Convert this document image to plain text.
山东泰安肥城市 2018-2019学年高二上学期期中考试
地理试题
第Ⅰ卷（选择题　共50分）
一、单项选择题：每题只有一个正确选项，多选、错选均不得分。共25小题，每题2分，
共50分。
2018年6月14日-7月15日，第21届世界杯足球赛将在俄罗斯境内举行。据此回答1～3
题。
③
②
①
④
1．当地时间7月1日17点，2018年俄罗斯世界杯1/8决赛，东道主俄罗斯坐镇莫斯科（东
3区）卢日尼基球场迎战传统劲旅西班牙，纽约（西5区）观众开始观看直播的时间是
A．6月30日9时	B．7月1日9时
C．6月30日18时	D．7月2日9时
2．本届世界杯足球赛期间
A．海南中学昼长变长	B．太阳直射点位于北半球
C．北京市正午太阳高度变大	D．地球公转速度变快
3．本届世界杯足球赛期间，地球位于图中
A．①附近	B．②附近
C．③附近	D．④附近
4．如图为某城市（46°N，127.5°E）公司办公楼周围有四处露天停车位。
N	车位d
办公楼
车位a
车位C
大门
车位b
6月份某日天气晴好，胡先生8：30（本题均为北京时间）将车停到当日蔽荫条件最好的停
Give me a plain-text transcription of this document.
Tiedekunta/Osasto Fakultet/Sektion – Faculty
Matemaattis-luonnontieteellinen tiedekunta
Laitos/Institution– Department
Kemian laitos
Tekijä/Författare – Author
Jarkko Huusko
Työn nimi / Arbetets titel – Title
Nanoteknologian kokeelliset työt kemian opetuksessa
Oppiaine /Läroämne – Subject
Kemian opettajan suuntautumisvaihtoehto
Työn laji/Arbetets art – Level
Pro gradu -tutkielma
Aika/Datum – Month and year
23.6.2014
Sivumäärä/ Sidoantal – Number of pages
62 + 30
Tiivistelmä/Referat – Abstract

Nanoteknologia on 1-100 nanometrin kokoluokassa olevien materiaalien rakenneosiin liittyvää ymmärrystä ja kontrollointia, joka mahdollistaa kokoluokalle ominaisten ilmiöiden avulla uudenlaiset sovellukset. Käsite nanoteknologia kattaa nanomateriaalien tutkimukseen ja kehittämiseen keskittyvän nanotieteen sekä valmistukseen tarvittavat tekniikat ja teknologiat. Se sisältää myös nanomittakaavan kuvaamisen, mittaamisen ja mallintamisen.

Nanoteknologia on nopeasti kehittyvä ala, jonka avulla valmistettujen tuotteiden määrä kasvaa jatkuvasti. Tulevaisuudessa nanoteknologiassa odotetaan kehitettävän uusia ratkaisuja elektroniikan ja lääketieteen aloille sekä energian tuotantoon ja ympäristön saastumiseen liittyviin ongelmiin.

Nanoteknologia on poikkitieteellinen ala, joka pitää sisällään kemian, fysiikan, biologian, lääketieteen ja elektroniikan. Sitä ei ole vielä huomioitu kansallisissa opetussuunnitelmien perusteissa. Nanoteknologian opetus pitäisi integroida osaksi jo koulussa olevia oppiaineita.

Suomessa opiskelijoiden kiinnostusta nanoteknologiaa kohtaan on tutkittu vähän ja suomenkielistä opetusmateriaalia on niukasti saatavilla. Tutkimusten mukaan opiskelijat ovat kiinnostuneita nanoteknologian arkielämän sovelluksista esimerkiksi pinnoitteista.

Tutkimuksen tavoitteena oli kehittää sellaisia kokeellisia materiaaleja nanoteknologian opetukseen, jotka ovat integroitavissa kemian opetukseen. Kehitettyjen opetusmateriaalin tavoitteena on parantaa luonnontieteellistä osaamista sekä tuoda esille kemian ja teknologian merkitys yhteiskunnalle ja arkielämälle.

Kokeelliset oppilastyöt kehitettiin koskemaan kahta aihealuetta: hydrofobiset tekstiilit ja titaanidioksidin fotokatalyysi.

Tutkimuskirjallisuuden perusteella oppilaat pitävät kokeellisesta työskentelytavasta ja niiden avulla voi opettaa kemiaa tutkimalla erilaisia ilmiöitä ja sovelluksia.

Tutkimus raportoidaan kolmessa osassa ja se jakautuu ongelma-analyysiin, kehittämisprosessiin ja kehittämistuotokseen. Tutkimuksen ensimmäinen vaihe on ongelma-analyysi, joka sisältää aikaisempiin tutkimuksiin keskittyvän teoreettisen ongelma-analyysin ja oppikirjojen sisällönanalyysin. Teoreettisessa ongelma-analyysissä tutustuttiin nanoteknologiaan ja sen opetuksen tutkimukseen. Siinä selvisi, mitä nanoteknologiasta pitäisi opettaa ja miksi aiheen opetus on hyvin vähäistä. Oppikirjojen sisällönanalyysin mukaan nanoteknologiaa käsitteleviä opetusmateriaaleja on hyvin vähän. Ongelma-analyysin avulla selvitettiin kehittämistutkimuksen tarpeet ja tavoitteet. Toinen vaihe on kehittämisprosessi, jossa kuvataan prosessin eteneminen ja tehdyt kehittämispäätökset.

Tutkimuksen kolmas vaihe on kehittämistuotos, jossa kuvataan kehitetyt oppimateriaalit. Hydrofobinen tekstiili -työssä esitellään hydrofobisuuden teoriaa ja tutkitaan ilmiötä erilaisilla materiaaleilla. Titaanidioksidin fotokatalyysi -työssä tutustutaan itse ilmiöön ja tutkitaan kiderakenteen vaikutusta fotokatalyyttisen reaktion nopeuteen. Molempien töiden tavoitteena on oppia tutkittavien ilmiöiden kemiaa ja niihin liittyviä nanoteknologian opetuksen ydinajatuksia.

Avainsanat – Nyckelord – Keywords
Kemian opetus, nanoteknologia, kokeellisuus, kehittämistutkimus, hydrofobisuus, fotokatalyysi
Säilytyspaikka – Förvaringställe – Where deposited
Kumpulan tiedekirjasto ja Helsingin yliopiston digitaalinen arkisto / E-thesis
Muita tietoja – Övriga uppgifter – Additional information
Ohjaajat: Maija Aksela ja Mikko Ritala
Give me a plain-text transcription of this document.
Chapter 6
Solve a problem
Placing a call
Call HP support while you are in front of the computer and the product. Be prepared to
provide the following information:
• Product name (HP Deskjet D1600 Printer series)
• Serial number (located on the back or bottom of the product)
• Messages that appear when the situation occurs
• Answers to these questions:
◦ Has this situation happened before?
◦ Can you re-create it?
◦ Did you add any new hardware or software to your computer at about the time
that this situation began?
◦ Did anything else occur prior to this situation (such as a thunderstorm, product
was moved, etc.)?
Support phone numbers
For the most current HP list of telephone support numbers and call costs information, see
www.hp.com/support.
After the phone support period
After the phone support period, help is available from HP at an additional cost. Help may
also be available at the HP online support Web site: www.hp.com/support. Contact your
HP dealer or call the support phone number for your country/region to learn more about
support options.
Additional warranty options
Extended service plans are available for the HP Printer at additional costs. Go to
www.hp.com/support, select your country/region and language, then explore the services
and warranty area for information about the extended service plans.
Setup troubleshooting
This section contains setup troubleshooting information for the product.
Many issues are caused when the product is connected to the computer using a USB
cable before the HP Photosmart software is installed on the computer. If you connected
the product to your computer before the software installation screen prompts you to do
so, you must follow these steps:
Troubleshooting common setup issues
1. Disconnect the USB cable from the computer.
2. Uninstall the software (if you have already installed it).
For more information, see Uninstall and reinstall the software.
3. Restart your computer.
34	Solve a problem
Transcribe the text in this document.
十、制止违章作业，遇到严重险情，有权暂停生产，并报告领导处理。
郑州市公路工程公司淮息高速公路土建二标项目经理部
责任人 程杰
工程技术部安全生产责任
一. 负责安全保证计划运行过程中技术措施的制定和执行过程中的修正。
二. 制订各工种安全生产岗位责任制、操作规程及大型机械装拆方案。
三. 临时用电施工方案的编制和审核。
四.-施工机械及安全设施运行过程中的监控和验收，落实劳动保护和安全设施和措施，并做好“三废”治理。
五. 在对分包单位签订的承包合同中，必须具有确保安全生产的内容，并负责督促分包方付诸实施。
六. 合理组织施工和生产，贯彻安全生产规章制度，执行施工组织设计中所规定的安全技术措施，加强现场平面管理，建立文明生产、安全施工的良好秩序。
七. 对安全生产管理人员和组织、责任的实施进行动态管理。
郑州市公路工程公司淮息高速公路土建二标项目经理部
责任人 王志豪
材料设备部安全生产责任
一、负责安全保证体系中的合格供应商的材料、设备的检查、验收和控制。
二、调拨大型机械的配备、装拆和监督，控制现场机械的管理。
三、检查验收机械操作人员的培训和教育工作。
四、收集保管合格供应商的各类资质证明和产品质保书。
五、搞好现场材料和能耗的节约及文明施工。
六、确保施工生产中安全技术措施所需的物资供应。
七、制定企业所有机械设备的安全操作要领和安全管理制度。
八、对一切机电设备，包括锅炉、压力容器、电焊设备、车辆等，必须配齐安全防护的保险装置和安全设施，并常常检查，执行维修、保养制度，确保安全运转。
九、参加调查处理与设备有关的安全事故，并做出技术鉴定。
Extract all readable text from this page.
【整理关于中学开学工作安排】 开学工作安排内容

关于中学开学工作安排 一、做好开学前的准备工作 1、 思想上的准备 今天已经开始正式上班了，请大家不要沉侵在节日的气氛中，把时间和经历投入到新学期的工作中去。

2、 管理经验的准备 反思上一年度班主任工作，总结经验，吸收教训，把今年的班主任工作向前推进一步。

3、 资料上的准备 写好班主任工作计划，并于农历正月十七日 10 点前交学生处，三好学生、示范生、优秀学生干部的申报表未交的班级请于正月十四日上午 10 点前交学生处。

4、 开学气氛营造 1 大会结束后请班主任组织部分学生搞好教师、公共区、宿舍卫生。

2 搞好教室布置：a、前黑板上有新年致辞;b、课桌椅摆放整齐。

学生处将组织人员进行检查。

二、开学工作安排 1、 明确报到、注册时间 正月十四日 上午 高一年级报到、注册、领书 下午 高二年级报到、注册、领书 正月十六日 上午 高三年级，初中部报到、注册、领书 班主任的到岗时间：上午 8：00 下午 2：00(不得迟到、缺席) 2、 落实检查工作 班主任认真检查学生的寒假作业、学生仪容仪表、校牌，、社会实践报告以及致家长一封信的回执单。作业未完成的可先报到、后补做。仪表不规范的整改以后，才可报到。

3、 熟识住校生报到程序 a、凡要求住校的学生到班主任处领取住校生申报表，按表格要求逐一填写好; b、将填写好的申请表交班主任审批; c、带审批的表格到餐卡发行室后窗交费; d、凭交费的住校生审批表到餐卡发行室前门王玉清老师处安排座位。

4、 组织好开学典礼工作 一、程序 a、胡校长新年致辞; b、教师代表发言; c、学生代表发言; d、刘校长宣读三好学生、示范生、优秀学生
# # # # #
▸ PROMPT: All lines from the one containing "Extract all readable text from this page." through the final line of the listing above are to be reproduced exactly; include both and add nothing.

▸ FINAL RESULT:
Extract all readable text from this page.
【整理关于中学开学工作安排】 开学工作安排内容

关于中学开学工作安排 一、做好开学前的准备工作 1、 思想上的准备 今天已经开始正式上班了，请大家不要沉侵在节日的气氛中，把时间和经历投入到新学期的工作中去。

2、 管理经验的准备 反思上一年度班主任工作，总结经验，吸收教训，把今年的班主任工作向前推进一步。

3、 资料上的准备 写好班主任工作计划，并于农历正月十七日 10 点前交学生处，三好学生、示范生、优秀学生干部的申报表未交的班级请于正月十四日上午 10 点前交学生处。

4、 开学气氛营造 1 大会结束后请班主任组织部分学生搞好教师、公共区、宿舍卫生。

2 搞好教室布置：a、前黑板上有新年致辞;b、课桌椅摆放整齐。

学生处将组织人员进行检查。

二、开学工作安排 1、 明确报到、注册时间 正月十四日 上午 高一年级报到、注册、领书 下午 高二年级报到、注册、领书 正月十六日 上午 高三年级，初中部报到、注册、领书 班主任的到岗时间：上午 8：00 下午 2：00(不得迟到、缺席) 2、 落实检查工作 班主任认真检查学生的寒假作业、学生仪容仪表、校牌，、社会实践报告以及致家长一封信的回执单。作业未完成的可先报到、后补做。仪表不规范的整改以后，才可报到。

3、 熟识住校生报到程序 a、凡要求住校的学生到班主任处领取住校生申报表，按表格要求逐一填写好; b、将填写好的申请表交班主任审批; c、带审批的表格到餐卡发行室后窗交费; d、凭交费的住校生审批表到餐卡发行室前门王玉清老师处安排座位。

4、 组织好开学典礼工作 一、程序 a、胡校长新年致辞; b、教师代表发言; c、学生代表发言; d、刘校长宣读三好学生、示范生、优秀学生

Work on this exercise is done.